• **TEXT PROVIDED**
2. Text layout engine font interacton, mapping from decomposed to precomposed when selecting which glyph(s) to paint at the font cmap level. I think this was originally implemented in layout engines in the interests of downstream processing efficiency, and to avoid broken diacritics in the days before reliable mark-to-base positioning, but it means that font makers are burdened with the legacy requirement to include precomposed glyphs for those diacritics that have Unicode encodings.
There’s basically nothing that font makers can do about this. Even if text is normalised to decomposed strings using NFD, layout engines may still map to the precomposed glyphs at the cmap level. If you want your fonts to always display the decomposed glyph sequences, then you actually have to decompose them at the glyph level in the font ccmp feature, e.g.
agrave -> a gravecomb0 -
Hmmm. Well, yes, if Unicode had developed in a different order and without backwards compatibility guarantees, U+00E0 as a precombined à would not exist. I am a bit reluctant to call it a “legacy” codepoint, but I understand why you may think of it that way. But...

• **REQUEST 1**
Return the entries verbatim, beginning at the first line of the entries and stopping after the line that contains "test-point: [520, 418, 537, 435]".
The passage above has no connection to the entries that follow it.

[Element and region data]

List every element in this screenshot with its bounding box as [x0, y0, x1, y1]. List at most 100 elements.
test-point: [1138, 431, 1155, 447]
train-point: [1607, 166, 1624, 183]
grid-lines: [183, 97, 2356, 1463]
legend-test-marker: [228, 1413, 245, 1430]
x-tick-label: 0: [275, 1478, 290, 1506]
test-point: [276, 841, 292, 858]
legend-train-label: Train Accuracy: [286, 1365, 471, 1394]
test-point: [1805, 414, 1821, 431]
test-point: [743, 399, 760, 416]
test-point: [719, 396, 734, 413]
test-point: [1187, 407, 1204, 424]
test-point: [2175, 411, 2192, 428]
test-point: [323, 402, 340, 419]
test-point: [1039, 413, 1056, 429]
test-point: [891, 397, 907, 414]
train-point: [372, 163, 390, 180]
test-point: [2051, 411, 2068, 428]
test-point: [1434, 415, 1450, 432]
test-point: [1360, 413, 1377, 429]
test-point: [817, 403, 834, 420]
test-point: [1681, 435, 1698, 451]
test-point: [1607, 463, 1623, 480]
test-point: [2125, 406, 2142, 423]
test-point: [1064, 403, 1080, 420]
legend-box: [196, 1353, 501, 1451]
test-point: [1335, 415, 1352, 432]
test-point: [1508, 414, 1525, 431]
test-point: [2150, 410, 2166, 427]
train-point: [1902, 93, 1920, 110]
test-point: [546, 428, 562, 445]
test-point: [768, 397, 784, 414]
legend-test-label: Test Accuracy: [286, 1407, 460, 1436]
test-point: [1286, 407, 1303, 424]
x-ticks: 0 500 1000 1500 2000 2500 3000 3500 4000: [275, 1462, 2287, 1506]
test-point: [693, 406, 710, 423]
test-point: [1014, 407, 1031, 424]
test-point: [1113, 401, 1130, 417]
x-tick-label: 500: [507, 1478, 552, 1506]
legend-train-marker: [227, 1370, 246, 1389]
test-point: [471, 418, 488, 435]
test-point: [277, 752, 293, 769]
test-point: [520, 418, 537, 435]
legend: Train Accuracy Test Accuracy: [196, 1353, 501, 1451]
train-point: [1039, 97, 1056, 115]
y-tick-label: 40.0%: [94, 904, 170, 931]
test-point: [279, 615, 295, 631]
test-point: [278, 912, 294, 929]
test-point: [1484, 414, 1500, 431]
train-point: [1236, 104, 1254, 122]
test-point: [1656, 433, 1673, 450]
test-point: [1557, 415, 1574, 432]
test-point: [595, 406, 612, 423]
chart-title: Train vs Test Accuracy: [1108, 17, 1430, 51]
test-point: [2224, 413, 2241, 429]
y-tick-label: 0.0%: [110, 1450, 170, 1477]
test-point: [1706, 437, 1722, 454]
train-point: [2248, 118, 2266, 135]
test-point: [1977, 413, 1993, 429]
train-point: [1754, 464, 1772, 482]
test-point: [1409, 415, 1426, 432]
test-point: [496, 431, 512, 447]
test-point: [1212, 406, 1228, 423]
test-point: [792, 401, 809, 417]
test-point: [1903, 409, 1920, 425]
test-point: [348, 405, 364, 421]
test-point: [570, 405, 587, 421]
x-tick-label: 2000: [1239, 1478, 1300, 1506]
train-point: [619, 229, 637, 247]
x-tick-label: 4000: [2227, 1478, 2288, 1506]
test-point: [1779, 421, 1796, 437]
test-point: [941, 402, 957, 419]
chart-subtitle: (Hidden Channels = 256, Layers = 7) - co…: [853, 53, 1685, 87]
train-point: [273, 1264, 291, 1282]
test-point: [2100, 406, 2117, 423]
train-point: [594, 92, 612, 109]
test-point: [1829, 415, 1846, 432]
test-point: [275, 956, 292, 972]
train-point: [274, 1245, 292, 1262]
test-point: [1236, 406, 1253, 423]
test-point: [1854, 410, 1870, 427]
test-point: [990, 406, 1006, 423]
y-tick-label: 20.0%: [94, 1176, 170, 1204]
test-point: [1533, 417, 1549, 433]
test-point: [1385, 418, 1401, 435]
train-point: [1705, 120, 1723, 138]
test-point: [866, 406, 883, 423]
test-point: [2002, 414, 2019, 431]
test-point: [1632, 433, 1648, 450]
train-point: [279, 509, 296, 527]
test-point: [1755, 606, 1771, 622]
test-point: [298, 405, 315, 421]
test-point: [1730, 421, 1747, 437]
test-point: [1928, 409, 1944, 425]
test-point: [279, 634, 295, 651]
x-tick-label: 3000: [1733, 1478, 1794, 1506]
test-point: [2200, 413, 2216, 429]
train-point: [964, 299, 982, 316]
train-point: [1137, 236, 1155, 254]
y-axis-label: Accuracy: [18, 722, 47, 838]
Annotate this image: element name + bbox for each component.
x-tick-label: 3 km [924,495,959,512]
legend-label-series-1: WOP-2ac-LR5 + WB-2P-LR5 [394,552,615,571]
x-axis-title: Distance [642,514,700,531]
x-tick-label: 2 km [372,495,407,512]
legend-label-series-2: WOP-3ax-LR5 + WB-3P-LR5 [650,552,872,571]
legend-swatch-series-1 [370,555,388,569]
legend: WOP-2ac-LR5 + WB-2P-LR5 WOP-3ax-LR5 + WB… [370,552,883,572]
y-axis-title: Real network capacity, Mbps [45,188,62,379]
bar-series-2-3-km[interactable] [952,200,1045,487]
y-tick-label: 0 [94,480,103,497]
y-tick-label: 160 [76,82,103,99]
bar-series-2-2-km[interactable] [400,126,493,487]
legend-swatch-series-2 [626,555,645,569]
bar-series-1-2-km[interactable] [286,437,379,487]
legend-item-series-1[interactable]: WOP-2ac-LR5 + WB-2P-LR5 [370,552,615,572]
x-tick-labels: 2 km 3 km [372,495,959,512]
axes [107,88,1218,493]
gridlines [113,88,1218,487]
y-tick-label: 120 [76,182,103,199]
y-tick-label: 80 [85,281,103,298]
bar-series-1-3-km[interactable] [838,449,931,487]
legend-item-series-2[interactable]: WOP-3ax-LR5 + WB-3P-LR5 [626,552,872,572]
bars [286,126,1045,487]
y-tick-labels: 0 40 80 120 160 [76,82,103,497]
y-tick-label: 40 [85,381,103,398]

• **REQUEST 2**
Reproduce the passage on precomposed glyphs, beginning at the words "There’s basically nothing" and stopping after "that way. But...", but swap "layout engines" for "rendering engines".

• **WORKED SOLUTION 1**
List every element in this screenshot with its bounding box as [x0, y0, x1, y1]. List at most 100 elements.
test-point: [1138, 431, 1155, 447]
train-point: [1607, 166, 1624, 183]
grid-lines: [183, 97, 2356, 1463]
legend-test-marker: [228, 1413, 245, 1430]
x-tick-label: 0: [275, 1478, 290, 1506]
test-point: [276, 841, 292, 858]
legend-train-label: Train Accuracy: [286, 1365, 471, 1394]
test-point: [1805, 414, 1821, 431]
test-point: [743, 399, 760, 416]
test-point: [719, 396, 734, 413]
test-point: [1187, 407, 1204, 424]
test-point: [2175, 411, 2192, 428]
test-point: [323, 402, 340, 419]
test-point: [1039, 413, 1056, 429]
test-point: [891, 397, 907, 414]
train-point: [372, 163, 390, 180]
test-point: [2051, 411, 2068, 428]
test-point: [1434, 415, 1450, 432]
test-point: [1360, 413, 1377, 429]
test-point: [817, 403, 834, 420]
test-point: [1681, 435, 1698, 451]
test-point: [1607, 463, 1623, 480]
test-point: [2125, 406, 2142, 423]
test-point: [1064, 403, 1080, 420]
legend-box: [196, 1353, 501, 1451]
test-point: [1335, 415, 1352, 432]
test-point: [1508, 414, 1525, 431]
test-point: [2150, 410, 2166, 427]
train-point: [1902, 93, 1920, 110]
test-point: [546, 428, 562, 445]
test-point: [768, 397, 784, 414]
legend-test-label: Test Accuracy: [286, 1407, 460, 1436]
test-point: [1286, 407, 1303, 424]
x-ticks: 0 500 1000 1500 2000 2500 3000 3500 4000: [275, 1462, 2287, 1506]
test-point: [693, 406, 710, 423]
test-point: [1014, 407, 1031, 424]
test-point: [1113, 401, 1130, 417]
x-tick-label: 500: [507, 1478, 552, 1506]
legend-train-marker: [227, 1370, 246, 1389]
test-point: [471, 418, 488, 435]
test-point: [277, 752, 293, 769]
test-point: [520, 418, 537, 435]

• **WORKED SOLUTION 2**
There’s basically nothing that font makers can do about this. Even if text is normalised to decomposed strings using NFD, rendering engines may still map to the precomposed glyphs at the cmap level. If you want your fonts to always display the decomposed glyph sequences, then you actually have to decompose them at the glyph level in the font ccmp feature, e.g.
agrave -> a gravecomb0 -
Hmmm. Well, yes, if Unicode had developed in a different order and without backwards compatibility guarantees, U+00E0 as a precombined à would not exist. I am a bit reluctant to call it a “legacy” codepoint, but I understand why you may think of it that way. But...